**WRITTEN PROBLEM**
Bring together all lines of the material below that contain the string "Totalmente".

**DATASET RECORDS**

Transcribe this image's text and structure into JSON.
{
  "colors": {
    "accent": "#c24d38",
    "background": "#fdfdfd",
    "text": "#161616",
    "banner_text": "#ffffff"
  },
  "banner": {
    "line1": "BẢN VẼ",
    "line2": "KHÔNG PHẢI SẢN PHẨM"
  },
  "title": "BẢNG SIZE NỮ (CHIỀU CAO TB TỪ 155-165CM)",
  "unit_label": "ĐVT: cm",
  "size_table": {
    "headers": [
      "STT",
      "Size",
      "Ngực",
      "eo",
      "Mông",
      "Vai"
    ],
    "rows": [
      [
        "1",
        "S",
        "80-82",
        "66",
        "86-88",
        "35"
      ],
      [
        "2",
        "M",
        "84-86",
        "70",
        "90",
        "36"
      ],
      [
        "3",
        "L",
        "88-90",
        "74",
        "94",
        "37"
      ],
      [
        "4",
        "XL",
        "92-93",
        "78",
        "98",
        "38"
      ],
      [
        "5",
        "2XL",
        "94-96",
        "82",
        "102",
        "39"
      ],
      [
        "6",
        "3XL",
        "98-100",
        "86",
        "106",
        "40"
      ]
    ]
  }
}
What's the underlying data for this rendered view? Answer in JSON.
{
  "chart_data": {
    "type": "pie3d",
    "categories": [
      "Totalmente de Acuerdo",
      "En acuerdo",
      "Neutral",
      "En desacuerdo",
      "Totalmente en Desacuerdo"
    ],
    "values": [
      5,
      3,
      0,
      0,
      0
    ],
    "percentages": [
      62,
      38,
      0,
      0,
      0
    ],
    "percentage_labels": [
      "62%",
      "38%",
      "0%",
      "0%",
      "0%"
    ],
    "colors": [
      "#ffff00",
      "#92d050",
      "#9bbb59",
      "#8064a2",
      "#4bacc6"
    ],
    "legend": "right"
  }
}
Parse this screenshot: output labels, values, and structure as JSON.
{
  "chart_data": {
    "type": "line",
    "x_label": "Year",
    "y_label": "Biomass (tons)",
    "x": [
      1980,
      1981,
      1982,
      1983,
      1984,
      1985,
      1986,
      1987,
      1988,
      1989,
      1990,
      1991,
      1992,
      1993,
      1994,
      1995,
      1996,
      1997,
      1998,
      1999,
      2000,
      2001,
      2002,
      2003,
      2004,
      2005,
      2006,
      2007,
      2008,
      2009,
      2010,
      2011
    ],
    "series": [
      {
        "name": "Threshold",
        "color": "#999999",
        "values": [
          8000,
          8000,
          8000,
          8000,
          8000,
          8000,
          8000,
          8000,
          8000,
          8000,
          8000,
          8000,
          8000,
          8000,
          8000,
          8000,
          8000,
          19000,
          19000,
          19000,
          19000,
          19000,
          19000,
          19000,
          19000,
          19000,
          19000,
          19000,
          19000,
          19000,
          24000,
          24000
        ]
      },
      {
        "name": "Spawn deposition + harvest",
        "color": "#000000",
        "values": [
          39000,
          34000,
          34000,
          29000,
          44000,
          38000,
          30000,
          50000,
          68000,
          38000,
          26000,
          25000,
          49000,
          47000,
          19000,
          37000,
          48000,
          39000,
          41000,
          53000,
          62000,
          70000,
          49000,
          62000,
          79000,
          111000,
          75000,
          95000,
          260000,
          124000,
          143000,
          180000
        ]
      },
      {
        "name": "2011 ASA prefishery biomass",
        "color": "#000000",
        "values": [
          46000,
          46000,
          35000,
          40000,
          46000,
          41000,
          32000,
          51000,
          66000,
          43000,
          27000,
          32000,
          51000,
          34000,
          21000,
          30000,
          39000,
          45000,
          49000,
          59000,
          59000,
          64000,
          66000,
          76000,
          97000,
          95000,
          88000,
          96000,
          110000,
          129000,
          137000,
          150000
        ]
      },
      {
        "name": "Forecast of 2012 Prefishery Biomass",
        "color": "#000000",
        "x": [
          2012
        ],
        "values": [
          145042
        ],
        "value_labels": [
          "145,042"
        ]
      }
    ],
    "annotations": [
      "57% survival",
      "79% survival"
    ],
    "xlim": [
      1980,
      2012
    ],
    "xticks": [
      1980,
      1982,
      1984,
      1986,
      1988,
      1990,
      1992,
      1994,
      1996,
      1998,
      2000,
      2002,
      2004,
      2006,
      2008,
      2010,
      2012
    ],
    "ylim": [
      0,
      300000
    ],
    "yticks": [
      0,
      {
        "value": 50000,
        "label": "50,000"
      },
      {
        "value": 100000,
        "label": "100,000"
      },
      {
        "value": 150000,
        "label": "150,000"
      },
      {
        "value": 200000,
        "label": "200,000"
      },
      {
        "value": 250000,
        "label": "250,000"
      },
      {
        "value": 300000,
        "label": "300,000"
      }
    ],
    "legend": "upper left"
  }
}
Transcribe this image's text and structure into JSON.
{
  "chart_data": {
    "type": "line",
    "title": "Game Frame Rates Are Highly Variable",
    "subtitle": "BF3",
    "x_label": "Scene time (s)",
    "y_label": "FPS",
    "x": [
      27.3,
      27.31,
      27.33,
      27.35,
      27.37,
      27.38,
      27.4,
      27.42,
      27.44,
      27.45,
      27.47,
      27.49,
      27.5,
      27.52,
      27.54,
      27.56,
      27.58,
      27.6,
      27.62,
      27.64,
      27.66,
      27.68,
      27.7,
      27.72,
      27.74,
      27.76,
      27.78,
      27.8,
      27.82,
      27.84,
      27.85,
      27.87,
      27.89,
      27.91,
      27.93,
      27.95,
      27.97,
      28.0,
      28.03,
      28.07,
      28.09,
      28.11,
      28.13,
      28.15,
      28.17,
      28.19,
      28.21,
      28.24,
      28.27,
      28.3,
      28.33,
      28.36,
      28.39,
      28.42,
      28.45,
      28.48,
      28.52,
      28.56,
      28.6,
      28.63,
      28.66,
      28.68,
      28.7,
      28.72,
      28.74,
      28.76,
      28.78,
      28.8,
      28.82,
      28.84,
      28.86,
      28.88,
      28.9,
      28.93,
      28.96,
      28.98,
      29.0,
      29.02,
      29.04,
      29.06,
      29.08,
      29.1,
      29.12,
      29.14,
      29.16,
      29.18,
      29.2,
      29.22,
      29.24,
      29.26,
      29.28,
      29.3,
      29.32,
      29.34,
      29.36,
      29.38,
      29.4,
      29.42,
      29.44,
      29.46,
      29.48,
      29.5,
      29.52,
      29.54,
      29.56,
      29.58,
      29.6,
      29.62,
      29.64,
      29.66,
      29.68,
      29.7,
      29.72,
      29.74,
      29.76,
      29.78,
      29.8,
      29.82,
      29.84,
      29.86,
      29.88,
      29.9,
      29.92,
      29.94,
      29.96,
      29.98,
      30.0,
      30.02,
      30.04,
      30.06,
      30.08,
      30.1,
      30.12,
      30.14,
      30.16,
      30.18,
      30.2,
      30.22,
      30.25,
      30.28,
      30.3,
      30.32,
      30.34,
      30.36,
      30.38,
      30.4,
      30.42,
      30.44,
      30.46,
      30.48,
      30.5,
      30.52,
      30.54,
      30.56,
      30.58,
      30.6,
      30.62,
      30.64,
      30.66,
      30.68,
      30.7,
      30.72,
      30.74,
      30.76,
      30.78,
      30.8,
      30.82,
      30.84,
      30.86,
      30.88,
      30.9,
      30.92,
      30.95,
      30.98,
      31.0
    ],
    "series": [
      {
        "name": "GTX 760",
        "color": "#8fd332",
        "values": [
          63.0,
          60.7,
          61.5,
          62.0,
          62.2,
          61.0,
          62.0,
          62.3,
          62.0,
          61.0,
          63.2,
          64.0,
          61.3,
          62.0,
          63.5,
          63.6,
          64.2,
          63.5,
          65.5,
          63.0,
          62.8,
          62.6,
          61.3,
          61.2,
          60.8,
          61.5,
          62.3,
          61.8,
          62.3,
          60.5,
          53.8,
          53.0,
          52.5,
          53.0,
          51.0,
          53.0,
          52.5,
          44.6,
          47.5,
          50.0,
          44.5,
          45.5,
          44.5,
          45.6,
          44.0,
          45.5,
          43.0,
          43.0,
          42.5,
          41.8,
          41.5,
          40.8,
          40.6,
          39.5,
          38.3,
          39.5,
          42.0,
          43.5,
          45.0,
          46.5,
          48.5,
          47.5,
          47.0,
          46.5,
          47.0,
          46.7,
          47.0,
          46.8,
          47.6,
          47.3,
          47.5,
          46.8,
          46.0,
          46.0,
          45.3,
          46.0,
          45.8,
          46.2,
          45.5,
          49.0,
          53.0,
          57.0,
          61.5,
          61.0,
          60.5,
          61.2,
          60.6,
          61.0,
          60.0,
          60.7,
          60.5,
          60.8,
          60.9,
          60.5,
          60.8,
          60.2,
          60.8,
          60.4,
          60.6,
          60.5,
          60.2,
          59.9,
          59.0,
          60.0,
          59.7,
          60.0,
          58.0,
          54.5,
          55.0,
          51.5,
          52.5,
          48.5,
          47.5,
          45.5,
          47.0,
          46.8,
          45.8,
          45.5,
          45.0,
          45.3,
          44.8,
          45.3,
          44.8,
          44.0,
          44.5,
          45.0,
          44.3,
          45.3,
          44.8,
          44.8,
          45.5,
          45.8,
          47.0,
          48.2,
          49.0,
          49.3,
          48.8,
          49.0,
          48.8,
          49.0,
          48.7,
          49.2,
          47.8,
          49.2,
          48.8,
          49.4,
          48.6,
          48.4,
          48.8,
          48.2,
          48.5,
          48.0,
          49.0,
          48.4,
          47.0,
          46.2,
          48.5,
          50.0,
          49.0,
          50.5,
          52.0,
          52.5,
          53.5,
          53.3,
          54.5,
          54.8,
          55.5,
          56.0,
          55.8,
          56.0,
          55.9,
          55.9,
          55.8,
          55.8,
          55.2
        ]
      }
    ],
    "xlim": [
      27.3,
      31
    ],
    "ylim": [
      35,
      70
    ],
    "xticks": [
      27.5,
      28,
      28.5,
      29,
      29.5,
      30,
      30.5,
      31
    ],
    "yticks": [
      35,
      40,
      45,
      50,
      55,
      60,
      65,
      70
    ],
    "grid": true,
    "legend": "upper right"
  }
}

**OUTPUT FOR THIS EXERCISE**
      "Totalmente de Acuerdo",
      "Totalmente en Desacuerdo"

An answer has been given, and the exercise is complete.